A Zoom meeting between state legislators in Iowa was interrupted by a group of trolls and you won’t believe what they said.
Spoiler: It was the n-word. They said the n-word. Repeatedly.
According to WQAD, the incident came only one week after Iowa’s Democratic Black Caucus were the targets of a similar incident. State Rep. Marti Anderson was hosting the meeting on Saturday that was meant to be between constituents and four local lawmakers in the Des Moines area. At about 40 minutes into the meeting one of the trolls began to yell racist and sexist slurs aimed at the legislators. Anderson described the trolls as “anonymous scoundrels who were intent on spewing hateful, vulgar language at us.”
“I don’t think these people would have come forth if we were having an in-person meeting,” Rep. Anderson told WQAD.
While many of the participants were shocked by the use of racial slurs, State Rep. Ako Abdul-Samad, a Black man, was not terribly surprised. “You know, being called the ‘n-word’ isn’t something that just happened in 2021,” Rep. Abdul-Samad said. “It was good for me in a way, that individuals of another ethnicity were able to see what Black people have been going through for decades.”

_SUPPLIED INFORMATION_.
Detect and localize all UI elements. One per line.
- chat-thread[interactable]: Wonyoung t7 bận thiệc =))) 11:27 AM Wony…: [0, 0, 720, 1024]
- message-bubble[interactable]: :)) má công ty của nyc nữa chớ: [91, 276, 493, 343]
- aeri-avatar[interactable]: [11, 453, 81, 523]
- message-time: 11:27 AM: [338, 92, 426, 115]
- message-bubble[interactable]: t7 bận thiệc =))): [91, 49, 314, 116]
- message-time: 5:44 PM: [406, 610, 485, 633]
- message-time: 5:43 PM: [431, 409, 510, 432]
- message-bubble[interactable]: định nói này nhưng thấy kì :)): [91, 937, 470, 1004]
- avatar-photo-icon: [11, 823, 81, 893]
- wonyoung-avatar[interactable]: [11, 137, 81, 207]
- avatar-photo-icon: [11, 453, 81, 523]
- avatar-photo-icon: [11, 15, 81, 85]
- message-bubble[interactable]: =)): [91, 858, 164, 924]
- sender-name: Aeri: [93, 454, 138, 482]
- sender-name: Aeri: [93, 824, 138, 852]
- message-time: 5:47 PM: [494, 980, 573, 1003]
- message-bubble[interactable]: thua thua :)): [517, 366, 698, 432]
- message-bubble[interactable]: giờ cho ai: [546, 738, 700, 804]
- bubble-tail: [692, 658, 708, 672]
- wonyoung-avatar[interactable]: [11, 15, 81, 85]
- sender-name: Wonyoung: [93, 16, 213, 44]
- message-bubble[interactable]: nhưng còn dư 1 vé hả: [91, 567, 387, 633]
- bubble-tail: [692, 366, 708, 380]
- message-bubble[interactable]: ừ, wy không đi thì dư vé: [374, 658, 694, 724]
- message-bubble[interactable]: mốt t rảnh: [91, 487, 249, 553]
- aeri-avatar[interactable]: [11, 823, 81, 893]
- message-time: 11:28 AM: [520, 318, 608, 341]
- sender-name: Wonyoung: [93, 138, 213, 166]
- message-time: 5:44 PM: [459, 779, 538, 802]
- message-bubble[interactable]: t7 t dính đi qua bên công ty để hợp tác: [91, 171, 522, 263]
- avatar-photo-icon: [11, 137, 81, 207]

_APPLY WHAT YOU READ_.
**A.** In the article about the Iowa Zoom meeting, why did State Rep. Ako Abdul-Samad say the incident was good for him in a way? Answer in one to three sentences.
**B.** Please reproduce the passage of the article about the Iowa Zoom meeting that begins at the words "A Zoom meeting" and stops after "the n-word. Repeatedly.", swapping "legislators" for "representatives".

_TASK-BY-TASK SOLUTIONS_.
**A.** He said it was good for him in a way because individuals of another ethnicity were able to see what Black people have been going through for decades.

**B.**
A Zoom meeting between state representatives in Iowa was interrupted by a group of trolls and you won’t believe what they said.
Spoiler: It was the n-word. They said the n-word. Repeatedly.